(Extracted data entries)
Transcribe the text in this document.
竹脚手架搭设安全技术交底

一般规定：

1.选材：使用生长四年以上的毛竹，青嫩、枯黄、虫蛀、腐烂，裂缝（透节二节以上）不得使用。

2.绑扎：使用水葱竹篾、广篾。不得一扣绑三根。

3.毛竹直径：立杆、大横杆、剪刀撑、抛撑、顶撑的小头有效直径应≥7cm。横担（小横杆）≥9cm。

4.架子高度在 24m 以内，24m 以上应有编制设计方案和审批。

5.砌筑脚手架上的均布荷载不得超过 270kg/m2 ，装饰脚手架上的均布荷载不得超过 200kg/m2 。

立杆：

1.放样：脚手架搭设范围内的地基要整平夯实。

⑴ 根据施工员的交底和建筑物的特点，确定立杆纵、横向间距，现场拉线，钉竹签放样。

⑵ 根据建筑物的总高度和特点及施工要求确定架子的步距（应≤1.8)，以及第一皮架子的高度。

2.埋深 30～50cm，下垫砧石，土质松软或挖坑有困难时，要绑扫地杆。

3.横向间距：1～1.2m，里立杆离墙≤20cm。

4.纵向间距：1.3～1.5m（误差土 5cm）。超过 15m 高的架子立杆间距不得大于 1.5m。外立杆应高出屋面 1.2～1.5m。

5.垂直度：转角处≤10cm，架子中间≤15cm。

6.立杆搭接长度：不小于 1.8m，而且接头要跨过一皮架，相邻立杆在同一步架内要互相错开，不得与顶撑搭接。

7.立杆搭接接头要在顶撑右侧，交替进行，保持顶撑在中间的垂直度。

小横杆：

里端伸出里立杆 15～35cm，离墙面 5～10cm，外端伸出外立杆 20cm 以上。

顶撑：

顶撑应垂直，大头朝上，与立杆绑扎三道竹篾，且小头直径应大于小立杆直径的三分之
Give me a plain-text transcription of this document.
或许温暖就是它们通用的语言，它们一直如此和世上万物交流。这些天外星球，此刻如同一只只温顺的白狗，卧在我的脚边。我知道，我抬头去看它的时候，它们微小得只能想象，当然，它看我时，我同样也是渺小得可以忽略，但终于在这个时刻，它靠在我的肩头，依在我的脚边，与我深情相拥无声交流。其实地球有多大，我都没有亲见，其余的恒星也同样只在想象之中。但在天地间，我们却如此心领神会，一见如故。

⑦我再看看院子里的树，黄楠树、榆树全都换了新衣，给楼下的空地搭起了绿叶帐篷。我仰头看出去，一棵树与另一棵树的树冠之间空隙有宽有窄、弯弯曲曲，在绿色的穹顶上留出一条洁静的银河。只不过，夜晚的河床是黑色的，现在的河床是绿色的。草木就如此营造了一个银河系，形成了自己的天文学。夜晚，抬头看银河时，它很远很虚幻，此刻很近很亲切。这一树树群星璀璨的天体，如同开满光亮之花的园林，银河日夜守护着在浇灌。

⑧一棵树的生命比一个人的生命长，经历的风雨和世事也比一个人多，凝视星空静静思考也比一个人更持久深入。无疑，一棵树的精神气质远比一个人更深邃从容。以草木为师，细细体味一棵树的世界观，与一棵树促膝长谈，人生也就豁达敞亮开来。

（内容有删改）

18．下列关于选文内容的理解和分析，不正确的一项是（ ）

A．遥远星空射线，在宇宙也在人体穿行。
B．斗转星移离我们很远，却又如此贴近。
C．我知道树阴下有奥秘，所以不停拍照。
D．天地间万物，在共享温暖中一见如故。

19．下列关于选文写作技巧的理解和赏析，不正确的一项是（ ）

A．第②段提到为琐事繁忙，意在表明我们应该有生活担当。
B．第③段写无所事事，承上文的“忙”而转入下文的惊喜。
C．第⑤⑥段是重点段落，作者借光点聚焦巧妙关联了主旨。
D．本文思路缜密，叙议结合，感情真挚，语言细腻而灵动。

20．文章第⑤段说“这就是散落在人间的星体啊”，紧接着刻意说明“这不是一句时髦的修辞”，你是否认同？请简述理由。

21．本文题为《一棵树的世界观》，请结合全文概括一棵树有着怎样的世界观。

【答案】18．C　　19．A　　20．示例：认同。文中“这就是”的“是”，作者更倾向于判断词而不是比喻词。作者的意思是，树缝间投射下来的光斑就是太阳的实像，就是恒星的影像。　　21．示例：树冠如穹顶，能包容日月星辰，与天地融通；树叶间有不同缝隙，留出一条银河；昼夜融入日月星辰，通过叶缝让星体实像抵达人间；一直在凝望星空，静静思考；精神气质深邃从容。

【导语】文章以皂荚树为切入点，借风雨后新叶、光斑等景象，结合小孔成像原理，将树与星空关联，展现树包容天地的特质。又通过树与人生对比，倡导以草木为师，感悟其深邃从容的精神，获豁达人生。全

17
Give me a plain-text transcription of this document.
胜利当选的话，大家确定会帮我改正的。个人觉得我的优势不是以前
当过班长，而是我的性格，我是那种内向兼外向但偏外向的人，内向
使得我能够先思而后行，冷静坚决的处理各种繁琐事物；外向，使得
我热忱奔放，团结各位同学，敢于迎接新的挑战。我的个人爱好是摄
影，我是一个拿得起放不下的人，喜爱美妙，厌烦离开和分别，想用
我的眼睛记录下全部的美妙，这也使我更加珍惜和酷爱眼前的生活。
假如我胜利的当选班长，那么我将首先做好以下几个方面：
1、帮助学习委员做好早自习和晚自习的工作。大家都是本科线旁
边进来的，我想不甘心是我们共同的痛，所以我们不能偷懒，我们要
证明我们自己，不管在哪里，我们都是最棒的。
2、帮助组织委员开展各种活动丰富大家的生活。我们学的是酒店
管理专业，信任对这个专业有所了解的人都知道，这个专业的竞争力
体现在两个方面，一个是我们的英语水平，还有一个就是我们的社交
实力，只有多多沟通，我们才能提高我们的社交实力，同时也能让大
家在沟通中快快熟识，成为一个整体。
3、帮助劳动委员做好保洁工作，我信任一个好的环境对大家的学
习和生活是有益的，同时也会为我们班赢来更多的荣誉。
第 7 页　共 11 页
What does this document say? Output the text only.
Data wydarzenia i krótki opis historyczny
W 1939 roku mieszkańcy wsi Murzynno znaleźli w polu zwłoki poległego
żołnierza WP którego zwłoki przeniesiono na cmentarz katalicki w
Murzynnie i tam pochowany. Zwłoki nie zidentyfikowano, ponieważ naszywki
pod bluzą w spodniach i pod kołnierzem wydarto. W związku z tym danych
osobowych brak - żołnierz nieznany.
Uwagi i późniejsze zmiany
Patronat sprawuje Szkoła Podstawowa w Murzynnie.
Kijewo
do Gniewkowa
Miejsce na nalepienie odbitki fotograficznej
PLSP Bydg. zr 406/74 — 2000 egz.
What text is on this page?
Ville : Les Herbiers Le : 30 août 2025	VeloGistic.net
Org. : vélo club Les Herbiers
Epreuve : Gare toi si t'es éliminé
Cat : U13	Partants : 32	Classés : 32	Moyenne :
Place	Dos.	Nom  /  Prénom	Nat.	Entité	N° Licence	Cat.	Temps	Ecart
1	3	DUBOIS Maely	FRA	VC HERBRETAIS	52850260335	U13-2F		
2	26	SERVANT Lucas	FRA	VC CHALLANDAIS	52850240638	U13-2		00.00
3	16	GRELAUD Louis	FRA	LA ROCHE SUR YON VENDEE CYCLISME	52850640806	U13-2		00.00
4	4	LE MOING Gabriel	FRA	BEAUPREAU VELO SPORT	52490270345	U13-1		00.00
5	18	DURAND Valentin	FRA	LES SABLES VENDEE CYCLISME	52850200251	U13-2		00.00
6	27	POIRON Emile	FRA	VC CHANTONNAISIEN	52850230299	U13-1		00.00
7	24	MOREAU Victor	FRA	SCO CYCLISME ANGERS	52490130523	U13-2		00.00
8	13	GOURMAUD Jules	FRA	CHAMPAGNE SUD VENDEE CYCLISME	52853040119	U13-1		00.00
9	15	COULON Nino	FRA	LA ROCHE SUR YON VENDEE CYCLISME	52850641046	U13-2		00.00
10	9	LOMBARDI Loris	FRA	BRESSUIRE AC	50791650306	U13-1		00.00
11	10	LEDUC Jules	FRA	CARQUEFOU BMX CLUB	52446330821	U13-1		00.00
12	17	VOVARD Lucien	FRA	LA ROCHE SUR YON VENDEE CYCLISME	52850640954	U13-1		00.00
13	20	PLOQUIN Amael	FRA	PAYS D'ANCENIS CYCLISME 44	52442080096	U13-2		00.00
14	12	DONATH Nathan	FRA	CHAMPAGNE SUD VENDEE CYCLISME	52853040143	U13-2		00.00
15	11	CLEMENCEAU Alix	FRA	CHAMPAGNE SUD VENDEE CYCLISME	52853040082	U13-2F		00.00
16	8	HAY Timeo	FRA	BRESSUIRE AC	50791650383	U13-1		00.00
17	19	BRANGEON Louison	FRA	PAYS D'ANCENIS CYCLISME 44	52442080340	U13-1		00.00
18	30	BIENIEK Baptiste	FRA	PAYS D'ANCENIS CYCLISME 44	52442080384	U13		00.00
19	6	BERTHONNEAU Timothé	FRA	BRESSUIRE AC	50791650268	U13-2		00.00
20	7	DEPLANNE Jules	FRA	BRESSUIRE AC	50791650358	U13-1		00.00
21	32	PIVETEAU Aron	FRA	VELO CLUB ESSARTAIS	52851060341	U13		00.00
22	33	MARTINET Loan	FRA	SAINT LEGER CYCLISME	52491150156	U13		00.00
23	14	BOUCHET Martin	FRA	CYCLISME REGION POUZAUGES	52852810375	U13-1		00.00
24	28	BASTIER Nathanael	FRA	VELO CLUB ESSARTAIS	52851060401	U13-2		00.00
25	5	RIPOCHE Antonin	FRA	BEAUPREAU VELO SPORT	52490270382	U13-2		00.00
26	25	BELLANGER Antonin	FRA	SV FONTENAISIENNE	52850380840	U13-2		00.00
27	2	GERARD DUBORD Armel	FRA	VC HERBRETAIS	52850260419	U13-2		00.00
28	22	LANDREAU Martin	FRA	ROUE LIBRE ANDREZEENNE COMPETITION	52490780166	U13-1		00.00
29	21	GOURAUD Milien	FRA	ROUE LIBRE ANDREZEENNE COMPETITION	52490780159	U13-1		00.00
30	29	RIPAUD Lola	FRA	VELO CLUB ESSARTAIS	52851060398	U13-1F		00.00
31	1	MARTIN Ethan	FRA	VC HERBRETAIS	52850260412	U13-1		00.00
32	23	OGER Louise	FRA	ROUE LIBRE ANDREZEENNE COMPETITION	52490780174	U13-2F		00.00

Exercise brief: Say, as a bare number, how many lines in the entries above include the string "ANDREZEENNE".

Response for this exercise: 3